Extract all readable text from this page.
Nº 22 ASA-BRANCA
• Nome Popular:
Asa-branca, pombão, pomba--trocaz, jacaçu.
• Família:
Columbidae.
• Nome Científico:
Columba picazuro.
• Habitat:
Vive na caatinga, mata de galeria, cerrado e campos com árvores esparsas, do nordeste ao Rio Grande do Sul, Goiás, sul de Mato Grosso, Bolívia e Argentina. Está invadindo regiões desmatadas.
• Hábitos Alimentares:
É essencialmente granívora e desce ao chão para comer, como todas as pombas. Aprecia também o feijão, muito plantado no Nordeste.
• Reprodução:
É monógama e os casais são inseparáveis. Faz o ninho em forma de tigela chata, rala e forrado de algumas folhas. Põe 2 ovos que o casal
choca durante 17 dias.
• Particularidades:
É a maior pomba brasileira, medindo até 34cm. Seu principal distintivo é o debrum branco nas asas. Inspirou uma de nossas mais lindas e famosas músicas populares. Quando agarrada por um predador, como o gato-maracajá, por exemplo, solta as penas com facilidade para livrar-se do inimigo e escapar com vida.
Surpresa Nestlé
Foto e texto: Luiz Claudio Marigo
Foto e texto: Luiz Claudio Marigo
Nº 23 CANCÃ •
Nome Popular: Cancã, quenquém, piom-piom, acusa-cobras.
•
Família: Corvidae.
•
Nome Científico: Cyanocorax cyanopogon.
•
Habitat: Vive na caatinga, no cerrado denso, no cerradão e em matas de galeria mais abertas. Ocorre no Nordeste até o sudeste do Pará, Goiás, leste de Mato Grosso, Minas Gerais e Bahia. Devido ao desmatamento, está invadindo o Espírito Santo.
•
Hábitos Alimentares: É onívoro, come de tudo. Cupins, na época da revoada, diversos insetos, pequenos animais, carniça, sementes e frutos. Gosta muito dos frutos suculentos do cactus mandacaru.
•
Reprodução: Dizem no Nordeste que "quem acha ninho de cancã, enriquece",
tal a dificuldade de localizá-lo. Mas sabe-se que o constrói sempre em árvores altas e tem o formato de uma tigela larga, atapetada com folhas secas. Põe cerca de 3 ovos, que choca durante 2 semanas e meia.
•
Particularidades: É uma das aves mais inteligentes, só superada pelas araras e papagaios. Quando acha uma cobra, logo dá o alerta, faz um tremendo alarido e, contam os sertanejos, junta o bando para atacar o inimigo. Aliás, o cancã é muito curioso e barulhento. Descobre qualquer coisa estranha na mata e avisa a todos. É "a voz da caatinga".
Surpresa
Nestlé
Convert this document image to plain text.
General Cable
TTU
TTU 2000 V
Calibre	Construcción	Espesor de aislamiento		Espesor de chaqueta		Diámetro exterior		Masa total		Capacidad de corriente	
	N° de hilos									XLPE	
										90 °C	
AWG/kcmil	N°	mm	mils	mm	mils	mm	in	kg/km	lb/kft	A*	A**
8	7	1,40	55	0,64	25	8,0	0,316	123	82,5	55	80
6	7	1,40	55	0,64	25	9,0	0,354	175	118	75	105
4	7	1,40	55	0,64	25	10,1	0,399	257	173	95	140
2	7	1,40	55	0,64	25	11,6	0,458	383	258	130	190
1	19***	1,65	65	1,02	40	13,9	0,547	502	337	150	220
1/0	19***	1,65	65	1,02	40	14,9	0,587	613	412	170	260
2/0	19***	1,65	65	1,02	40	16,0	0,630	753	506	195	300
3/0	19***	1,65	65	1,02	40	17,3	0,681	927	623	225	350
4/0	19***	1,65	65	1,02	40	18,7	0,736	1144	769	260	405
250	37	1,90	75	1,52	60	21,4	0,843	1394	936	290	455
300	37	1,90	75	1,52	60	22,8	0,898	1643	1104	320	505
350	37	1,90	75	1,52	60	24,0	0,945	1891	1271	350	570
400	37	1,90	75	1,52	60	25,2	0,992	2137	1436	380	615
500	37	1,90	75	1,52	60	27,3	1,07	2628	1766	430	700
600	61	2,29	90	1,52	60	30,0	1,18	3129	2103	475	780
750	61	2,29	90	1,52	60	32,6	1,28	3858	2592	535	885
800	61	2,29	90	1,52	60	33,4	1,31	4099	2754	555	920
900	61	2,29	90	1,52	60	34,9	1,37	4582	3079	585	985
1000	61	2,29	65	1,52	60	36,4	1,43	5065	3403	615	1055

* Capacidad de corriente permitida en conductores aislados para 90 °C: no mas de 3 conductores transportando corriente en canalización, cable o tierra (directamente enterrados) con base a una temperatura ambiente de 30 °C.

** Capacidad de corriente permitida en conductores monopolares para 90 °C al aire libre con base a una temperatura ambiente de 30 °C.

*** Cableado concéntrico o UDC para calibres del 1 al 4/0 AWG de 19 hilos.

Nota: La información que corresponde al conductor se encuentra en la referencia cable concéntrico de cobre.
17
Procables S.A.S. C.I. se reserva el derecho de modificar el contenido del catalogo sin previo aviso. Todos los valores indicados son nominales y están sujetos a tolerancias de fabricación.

__________

» What the task requires
Extract each line holding the string "this".

» Completed task
Extract all readable text from this page.
Convert this document image to plain text.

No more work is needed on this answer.